・・・あくまでも、経験談ですが。
人は自分の身に危険を感じると、
目の前の物事をスローモーションのように感じます。
この感覚には名前がある様で、何でも「タキサイキア現象」と言うようです。
現在でもこの現象については研究が為され、一説には危機を感じた瞬間に血圧が上がり、ホルモンの一種はアドレナリンが急激に分泌、全ての動きがゆっくりに感じるようです。
恐らくですが、
本能的にスローに感じることで、その危機を身をもって回避する為なのでは?
・・・遥か昔は小学校4年生のときです。
名古屋金山のダイエー(現イオン金山店)からたも網を買っての帰宅時、
R19は九丁堀の交差点を当時は元気いっぱいな少年であった小生、
交通ルールは何のその、見事なまでの自転車による斜め横断を。

データの抜き出し
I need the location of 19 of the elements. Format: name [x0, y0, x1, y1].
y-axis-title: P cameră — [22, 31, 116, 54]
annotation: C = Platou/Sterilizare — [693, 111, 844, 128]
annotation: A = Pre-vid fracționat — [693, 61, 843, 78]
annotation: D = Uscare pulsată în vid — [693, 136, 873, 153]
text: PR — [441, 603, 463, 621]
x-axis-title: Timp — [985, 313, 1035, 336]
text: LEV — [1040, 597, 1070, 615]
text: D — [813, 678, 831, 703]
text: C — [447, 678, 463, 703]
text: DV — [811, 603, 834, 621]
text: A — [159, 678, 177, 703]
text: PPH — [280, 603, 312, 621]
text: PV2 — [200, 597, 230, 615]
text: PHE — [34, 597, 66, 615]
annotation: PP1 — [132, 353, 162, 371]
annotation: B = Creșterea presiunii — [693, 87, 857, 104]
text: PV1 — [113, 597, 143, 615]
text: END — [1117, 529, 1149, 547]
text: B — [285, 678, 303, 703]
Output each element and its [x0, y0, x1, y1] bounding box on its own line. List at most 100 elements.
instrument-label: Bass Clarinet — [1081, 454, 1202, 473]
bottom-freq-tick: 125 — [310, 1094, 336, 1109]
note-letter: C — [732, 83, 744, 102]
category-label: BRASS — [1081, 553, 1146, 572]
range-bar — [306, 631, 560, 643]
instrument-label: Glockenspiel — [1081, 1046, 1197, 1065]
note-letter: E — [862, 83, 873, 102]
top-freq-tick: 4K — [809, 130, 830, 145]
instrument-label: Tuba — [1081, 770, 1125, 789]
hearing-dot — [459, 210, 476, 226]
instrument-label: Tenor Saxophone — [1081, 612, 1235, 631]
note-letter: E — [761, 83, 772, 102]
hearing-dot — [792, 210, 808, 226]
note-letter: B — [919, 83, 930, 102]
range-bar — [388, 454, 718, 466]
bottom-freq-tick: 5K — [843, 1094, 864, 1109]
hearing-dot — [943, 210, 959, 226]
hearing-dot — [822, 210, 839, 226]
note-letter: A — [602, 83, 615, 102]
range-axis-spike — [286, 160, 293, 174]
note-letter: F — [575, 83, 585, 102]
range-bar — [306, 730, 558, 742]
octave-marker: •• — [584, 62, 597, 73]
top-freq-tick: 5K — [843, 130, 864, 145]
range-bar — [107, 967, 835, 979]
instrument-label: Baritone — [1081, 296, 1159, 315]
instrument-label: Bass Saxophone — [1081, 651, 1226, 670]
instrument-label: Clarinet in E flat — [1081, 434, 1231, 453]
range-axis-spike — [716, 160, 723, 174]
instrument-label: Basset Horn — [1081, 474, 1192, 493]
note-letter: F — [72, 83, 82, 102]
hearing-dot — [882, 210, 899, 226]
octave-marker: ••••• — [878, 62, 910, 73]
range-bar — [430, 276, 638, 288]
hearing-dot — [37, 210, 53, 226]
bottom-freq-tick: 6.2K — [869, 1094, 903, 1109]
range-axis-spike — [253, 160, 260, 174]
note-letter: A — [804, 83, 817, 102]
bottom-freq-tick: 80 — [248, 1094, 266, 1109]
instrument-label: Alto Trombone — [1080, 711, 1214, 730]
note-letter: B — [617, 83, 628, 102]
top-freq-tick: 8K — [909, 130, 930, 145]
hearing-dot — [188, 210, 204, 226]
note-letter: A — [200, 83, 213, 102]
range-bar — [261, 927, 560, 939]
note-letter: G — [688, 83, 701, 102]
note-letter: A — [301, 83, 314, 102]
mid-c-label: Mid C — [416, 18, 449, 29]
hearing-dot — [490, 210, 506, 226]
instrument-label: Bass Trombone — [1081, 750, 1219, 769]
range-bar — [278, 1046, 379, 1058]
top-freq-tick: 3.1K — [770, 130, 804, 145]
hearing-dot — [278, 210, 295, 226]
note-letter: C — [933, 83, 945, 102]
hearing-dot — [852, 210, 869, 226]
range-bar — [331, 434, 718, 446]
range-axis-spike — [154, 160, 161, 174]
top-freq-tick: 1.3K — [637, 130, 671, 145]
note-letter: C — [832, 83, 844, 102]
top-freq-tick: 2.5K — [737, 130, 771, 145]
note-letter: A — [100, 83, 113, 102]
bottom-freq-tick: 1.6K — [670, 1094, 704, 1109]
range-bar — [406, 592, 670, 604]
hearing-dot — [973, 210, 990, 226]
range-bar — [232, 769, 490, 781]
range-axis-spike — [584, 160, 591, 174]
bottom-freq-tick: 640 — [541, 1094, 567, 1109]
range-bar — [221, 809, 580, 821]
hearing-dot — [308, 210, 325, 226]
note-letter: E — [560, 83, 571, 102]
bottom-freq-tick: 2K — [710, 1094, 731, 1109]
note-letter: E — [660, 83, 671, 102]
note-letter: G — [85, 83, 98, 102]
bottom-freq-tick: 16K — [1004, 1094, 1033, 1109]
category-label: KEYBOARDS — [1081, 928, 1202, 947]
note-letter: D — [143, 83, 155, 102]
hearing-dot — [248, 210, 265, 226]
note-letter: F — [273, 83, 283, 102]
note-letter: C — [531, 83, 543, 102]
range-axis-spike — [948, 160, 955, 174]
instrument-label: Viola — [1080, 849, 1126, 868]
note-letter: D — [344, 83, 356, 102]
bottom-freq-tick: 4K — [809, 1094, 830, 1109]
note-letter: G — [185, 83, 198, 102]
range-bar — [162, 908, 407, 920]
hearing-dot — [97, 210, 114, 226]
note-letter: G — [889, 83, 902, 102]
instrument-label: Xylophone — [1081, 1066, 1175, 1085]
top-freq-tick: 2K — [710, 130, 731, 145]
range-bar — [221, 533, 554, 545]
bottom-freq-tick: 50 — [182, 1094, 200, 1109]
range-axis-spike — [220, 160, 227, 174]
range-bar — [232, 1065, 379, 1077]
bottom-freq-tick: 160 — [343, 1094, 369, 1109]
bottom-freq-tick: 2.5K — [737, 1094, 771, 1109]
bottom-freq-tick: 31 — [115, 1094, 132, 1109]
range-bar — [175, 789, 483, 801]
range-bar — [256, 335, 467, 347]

課題のねらい
課題の文章で「遥か昔は小学校4年生のときです。」より後に出てくる地名・店名・道路名を、文章どおりの表記ですべて書き出してください。

この課題の答え
名古屋金山、ダイエー、イオン金山店、R19、九丁堀